→ **What is required**:
Find the line that contains "Convert this screenshot". Then set down that line and all the lines after it, to the end of the records, exactly and with nothing added.

Stored data:
───

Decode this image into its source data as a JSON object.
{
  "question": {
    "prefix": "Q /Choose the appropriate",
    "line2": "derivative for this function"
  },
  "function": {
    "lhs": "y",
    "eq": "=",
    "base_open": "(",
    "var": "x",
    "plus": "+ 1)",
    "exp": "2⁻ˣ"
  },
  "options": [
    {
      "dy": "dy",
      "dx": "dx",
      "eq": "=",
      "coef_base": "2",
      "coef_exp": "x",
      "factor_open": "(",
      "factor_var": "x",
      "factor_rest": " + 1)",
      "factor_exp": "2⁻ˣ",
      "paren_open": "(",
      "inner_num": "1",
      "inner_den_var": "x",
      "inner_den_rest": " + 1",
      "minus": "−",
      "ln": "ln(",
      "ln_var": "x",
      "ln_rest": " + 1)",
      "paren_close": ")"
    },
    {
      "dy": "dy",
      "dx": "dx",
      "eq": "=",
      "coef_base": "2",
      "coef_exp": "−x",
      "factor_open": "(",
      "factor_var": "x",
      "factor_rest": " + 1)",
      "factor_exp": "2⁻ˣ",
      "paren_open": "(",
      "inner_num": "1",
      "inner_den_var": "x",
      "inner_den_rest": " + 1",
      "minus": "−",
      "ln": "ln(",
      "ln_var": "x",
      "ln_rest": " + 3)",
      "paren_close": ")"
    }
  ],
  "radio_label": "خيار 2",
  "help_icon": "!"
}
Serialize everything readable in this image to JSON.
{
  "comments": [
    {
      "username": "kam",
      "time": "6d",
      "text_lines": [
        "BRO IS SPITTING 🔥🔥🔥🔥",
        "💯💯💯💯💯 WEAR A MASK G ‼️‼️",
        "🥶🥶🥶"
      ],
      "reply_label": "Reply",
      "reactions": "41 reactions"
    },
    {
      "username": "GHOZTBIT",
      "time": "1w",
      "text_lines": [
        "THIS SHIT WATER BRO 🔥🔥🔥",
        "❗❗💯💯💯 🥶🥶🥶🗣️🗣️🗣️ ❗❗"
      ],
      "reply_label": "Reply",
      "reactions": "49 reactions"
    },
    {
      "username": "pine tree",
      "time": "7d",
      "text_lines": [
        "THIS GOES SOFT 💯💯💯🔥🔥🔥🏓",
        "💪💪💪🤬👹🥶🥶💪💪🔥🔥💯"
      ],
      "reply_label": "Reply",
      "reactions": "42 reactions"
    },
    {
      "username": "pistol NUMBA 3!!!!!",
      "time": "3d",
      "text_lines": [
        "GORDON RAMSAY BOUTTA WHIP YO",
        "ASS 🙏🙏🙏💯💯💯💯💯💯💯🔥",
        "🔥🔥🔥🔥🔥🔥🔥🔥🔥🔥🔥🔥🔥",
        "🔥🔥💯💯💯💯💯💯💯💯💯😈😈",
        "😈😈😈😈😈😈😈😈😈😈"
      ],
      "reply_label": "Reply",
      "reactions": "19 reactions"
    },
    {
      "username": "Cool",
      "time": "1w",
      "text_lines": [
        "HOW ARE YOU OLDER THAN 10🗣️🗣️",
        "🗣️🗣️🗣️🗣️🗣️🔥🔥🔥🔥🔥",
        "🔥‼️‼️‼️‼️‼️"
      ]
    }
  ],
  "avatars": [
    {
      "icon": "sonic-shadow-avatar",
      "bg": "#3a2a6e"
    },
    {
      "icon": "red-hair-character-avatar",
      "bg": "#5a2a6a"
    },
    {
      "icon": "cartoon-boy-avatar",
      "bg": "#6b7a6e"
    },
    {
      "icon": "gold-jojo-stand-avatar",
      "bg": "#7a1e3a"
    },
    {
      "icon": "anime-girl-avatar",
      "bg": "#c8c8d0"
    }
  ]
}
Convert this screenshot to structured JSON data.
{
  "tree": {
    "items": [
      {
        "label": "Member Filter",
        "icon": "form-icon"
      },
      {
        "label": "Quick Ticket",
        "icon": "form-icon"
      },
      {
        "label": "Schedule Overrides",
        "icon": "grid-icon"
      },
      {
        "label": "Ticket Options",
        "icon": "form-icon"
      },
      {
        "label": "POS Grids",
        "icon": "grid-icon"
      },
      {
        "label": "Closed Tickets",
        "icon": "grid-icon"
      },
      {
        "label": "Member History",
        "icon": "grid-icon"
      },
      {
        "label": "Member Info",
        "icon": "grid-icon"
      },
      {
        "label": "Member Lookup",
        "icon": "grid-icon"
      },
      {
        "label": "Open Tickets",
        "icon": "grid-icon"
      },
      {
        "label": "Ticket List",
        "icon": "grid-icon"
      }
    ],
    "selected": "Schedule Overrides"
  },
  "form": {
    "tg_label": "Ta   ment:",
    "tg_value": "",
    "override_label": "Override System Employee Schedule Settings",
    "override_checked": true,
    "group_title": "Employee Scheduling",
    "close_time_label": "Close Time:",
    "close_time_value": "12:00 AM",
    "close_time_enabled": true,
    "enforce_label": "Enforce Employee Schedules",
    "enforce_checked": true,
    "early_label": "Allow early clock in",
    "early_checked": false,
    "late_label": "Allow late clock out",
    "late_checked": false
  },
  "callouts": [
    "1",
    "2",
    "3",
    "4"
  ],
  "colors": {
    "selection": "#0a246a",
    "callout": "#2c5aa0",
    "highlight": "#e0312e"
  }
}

───

→ **Written solution**:
Convert this screenshot to structured JSON data.
{
  "tree": {
    "items": [
      {
        "label": "Member Filter",
        "icon": "form-icon"
      },
      {
        "label": "Quick Ticket",
        "icon": "form-icon"
      },
      {
        "label": "Schedule Overrides",
        "icon": "grid-icon"
      },
      {
        "label": "Ticket Options",
        "icon": "form-icon"
      },
      {
        "label": "POS Grids",
        "icon": "grid-icon"
      },
      {
        "label": "Closed Tickets",
        "icon": "grid-icon"
      },
      {
        "label": "Member History",
        "icon": "grid-icon"
      },
      {
        "label": "Member Info",
        "icon": "grid-icon"
      },
      {
        "label": "Member Lookup",
        "icon": "grid-icon"
      },
      {
        "label": "Open Tickets",
        "icon": "grid-icon"
      },
      {
        "label": "Ticket List",
        "icon": "grid-icon"
      }
    ],
    "selected": "Schedule Overrides"
  },
  "form": {
    "tg_label": "Ta   ment:",
    "tg_value": "",
    "override_label": "Override System Employee Schedule Settings",
    "override_checked": true,
    "group_title": "Employee Scheduling",
    "close_time_label": "Close Time:",
    "close_time_value": "12:00 AM",
    "close_time_enabled": true,
    "enforce_label": "Enforce Employee Schedules",
    "enforce_checked": true,
    "early_label": "Allow early clock in",
    "early_checked": false,
    "late_label": "Allow late clock out",
    "late_checked": false
  },
  "callouts": [
    "1",
    "2",
    "3",
    "4"
  ],
  "colors": {
    "selection": "#0a246a",
    "callout": "#2c5aa0",
    "highlight": "#e0312e"
  }
}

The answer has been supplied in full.